• _TASK GOAL_
Go through the records and copy each line where the word "Tris" occurs.
───── THE RECORDS
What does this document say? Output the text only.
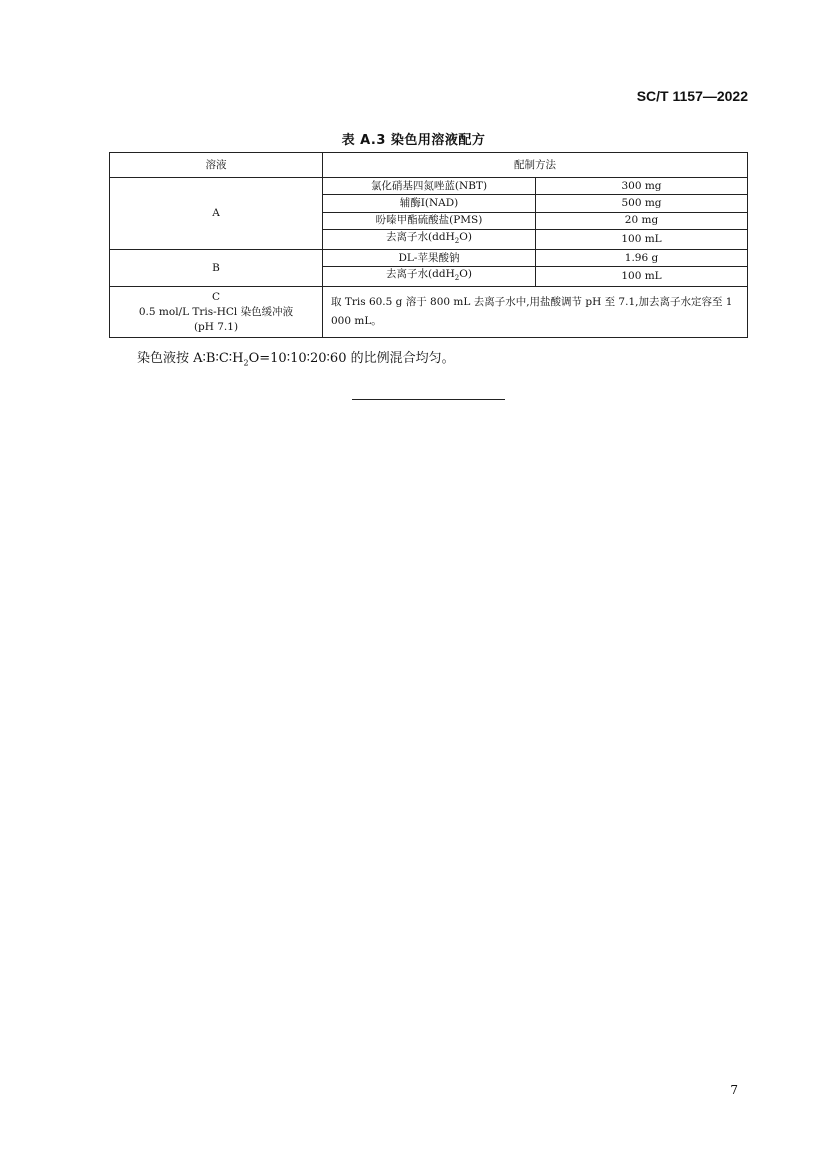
SC/T 1157—2022
表 A.3 染色用溶液配方
溶液	配制方法	
A	氯化硝基四氮唑蓝(NBT)	300 mg
	辅酶Ⅰ(NAD)	500 mg
	吩嗪甲酯硫酸盐(PMS)	20 mg
	去离子水(ddH$_2$O)	100 mL
B	DL-苹果酸钠	1.96 g
	去离子水(ddH$_2$O)	100 mL

C
0.5 mol/L Tris-HCl 染色缓冲液
(pH 7.1)	取 Tris 60.5 g 溶于 800 mL 去离子水中,用盐酸调节 pH 至 7.1,加去离子水定容至 1 000 mL。	
染色液按 $A∶B∶C∶H_2O=10∶10∶20∶60$ 的比例混合均匀。
7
──────────
• _ANSWER TO THIS EXERCISE_
0.5 mol/L Tris-HCl 染色缓冲液
(pH 7.1)	取 Tris 60.5 g 溶于 800 mL 去离子水中,用盐酸调节 pH 至 7.1,加去离子水定容至 1 000 mL。	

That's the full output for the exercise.